◆ TASK DETAILS: Say the number of lines in the records below that hold the word "Shigella", and only that number.

◆ Items from a figure collection:
:::::

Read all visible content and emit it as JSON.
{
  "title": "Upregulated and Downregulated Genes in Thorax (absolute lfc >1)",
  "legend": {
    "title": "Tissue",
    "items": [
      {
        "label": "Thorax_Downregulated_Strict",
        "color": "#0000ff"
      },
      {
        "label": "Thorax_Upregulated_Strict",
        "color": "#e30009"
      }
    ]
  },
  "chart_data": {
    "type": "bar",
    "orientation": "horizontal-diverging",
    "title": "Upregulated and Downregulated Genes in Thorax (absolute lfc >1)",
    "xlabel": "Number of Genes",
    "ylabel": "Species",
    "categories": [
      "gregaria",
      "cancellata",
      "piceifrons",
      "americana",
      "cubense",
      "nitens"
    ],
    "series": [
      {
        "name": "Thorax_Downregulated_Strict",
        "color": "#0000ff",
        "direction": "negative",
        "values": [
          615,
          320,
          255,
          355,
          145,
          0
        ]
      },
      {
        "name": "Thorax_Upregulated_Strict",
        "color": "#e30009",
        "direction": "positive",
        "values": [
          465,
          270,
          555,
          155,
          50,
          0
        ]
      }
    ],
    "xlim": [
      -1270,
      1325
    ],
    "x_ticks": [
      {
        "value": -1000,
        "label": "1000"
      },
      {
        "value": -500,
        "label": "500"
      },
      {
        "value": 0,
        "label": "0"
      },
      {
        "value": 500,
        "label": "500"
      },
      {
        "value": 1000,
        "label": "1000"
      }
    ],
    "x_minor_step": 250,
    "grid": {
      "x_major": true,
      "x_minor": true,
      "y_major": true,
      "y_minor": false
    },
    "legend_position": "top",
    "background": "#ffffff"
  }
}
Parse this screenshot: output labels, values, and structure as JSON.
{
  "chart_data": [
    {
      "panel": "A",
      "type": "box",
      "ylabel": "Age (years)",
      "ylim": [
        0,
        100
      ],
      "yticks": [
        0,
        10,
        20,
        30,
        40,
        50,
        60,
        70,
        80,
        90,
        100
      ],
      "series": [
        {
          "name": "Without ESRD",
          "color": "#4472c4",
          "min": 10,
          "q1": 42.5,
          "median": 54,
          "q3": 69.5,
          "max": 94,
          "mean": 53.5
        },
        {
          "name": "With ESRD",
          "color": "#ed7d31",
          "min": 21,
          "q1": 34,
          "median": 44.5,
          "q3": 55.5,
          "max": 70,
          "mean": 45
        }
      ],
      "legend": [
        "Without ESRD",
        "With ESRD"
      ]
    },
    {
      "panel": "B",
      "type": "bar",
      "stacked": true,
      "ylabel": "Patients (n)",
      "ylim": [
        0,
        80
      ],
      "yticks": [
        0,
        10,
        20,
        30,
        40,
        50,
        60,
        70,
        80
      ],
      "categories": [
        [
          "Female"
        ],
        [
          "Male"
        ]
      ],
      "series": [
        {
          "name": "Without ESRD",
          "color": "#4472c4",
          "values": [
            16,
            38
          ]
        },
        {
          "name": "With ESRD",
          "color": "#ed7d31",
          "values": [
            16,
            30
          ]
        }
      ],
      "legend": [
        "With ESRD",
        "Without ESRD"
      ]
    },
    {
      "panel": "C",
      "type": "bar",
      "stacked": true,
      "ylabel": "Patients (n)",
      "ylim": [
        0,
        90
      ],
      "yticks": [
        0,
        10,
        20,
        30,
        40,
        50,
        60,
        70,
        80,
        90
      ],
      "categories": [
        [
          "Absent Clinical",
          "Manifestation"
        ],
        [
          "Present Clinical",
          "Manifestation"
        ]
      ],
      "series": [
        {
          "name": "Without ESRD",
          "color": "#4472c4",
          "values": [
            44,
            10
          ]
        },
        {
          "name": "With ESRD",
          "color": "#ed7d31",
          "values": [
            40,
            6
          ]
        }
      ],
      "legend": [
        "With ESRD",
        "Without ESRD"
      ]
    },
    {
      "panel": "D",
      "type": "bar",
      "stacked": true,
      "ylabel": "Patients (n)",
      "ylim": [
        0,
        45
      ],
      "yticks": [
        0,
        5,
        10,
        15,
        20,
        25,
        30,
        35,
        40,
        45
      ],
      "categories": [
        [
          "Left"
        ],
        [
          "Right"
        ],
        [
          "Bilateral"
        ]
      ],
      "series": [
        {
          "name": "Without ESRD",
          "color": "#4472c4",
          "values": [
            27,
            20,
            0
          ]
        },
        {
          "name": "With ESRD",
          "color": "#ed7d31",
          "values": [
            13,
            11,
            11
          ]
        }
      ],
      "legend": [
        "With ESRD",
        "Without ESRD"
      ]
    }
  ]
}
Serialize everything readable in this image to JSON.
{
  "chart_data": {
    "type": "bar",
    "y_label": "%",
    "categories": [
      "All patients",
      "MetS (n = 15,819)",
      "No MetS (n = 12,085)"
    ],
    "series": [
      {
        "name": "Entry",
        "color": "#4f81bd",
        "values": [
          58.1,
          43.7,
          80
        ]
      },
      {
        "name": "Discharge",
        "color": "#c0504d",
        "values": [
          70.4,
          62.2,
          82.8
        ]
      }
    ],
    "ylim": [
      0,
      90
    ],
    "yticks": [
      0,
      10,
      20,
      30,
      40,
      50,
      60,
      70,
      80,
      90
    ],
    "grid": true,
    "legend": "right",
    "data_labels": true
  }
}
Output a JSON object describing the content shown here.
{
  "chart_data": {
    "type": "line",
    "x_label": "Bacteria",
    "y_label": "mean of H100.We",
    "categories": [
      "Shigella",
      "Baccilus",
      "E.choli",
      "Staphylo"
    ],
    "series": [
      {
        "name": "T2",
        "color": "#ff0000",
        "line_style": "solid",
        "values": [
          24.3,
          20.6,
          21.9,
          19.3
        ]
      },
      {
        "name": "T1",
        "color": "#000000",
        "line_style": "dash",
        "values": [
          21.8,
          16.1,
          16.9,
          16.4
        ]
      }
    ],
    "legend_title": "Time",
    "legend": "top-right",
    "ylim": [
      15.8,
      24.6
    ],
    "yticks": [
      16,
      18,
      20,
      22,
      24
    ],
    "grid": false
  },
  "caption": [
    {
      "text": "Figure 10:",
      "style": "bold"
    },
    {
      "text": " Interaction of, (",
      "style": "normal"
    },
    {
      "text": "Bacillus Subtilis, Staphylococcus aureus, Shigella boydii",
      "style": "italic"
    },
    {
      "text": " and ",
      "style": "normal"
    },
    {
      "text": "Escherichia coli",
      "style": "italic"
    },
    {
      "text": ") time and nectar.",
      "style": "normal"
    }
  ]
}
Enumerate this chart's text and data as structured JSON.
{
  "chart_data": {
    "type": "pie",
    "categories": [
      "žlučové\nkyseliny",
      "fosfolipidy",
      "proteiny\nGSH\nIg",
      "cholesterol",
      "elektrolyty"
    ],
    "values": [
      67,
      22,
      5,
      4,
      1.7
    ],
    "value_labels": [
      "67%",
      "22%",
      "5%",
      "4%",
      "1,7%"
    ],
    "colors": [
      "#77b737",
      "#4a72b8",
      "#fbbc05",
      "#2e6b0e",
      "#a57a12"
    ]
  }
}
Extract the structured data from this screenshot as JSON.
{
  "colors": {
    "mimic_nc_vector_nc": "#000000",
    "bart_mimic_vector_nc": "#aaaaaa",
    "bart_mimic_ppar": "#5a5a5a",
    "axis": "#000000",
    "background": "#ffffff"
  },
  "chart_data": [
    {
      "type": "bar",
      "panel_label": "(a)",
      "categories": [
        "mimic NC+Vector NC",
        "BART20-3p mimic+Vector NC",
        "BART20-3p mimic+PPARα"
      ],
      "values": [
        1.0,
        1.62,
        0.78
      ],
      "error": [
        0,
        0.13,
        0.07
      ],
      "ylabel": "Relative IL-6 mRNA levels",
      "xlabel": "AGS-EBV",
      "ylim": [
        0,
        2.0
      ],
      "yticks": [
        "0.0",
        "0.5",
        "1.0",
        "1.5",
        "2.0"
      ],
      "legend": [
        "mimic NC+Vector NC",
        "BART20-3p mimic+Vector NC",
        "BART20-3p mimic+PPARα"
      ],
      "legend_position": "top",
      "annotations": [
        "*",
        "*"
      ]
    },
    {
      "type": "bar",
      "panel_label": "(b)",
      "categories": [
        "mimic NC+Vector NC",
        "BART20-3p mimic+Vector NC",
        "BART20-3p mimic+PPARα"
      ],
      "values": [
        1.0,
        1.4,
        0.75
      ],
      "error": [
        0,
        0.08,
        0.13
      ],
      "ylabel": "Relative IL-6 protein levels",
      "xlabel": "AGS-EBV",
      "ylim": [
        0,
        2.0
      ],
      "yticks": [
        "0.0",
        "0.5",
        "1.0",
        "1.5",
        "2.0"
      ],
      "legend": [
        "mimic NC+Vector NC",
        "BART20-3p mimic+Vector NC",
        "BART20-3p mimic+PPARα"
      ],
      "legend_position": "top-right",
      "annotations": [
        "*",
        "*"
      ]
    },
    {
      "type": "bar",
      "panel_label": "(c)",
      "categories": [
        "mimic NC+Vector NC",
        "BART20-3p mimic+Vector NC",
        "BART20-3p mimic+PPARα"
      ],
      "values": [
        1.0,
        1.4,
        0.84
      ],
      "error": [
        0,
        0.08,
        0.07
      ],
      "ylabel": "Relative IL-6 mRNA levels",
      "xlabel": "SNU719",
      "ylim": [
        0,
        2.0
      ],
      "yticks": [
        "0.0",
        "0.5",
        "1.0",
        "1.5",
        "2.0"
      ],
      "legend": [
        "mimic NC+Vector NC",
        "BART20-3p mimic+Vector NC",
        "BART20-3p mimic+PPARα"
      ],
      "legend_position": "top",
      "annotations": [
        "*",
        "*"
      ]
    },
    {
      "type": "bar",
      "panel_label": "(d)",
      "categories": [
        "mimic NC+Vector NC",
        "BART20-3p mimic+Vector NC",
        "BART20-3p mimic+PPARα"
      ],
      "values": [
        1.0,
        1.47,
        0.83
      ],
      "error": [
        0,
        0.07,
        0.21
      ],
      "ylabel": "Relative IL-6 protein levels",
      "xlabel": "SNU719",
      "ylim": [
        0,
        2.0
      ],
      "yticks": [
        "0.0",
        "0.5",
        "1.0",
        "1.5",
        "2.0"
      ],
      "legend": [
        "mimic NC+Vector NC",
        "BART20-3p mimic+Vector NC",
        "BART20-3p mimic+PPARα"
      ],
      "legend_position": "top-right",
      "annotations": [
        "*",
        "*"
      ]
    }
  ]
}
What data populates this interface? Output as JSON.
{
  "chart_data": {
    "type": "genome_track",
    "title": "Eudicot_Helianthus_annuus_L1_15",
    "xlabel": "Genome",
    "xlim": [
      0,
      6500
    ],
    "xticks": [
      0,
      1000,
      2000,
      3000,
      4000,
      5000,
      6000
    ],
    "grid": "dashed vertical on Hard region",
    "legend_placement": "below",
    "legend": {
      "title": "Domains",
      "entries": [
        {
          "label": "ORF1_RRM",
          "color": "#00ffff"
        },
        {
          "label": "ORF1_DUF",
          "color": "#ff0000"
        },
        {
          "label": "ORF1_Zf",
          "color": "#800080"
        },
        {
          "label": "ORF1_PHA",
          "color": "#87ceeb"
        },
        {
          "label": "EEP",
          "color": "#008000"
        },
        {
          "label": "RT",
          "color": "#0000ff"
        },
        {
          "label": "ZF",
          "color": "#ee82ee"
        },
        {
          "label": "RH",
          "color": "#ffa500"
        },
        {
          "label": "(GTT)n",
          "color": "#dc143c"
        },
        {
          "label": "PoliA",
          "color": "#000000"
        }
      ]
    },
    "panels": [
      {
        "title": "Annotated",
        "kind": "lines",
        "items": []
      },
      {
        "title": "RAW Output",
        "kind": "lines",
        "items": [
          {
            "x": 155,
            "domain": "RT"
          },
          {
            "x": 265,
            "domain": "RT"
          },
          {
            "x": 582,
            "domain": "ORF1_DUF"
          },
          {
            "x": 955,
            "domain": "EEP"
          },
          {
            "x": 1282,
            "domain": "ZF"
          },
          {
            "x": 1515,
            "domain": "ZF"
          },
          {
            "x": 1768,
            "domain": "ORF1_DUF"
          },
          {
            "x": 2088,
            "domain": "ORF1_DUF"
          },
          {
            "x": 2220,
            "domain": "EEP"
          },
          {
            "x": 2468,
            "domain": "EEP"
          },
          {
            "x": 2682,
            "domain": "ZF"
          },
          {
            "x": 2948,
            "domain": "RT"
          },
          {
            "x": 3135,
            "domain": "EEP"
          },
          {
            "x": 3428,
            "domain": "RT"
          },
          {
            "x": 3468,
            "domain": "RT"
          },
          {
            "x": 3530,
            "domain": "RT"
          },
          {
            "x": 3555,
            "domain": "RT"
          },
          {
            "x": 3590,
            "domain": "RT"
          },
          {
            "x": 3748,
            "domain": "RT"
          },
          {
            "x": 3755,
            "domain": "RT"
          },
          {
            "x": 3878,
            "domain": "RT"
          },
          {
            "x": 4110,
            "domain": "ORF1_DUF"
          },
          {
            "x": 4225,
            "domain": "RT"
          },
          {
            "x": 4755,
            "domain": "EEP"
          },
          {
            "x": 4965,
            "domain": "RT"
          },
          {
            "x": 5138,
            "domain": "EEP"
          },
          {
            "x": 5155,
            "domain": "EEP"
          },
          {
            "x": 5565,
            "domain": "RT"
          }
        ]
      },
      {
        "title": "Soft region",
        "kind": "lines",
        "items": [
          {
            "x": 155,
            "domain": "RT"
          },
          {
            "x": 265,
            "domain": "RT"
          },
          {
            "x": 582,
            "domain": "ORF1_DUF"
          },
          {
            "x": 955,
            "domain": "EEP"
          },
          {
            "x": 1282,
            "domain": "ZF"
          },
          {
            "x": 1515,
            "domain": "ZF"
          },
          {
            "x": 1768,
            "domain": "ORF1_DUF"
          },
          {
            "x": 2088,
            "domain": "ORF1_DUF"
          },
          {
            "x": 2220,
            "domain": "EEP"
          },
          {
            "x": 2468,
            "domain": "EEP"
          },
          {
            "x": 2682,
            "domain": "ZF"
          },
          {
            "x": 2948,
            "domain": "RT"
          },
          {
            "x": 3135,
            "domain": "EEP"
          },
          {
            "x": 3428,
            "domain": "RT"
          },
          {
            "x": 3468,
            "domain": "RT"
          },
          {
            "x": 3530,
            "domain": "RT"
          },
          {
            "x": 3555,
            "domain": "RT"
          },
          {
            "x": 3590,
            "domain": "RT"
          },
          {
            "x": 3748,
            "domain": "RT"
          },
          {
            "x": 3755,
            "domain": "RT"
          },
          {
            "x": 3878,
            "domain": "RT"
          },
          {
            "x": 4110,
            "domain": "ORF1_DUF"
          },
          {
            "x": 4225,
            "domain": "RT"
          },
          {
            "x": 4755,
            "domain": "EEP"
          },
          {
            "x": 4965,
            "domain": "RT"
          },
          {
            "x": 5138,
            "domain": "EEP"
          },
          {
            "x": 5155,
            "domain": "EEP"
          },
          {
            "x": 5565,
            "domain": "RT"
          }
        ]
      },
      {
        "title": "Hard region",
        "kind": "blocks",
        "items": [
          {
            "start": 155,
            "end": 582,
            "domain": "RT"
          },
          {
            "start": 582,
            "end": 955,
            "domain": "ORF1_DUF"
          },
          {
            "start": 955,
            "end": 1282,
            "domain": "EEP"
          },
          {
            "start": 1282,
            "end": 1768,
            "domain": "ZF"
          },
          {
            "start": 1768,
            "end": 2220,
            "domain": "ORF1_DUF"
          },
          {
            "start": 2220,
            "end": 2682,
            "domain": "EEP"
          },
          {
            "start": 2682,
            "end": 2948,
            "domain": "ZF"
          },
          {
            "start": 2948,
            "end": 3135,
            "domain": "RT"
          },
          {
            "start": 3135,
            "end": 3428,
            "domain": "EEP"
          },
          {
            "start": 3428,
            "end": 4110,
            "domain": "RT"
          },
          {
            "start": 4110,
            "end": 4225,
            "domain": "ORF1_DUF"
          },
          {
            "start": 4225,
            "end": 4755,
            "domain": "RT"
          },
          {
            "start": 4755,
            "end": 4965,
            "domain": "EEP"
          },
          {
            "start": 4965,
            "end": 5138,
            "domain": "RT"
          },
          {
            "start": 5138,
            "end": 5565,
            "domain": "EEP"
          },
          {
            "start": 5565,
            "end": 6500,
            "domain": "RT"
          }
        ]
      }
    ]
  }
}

:::::

◆ ANSWER SPACE: 2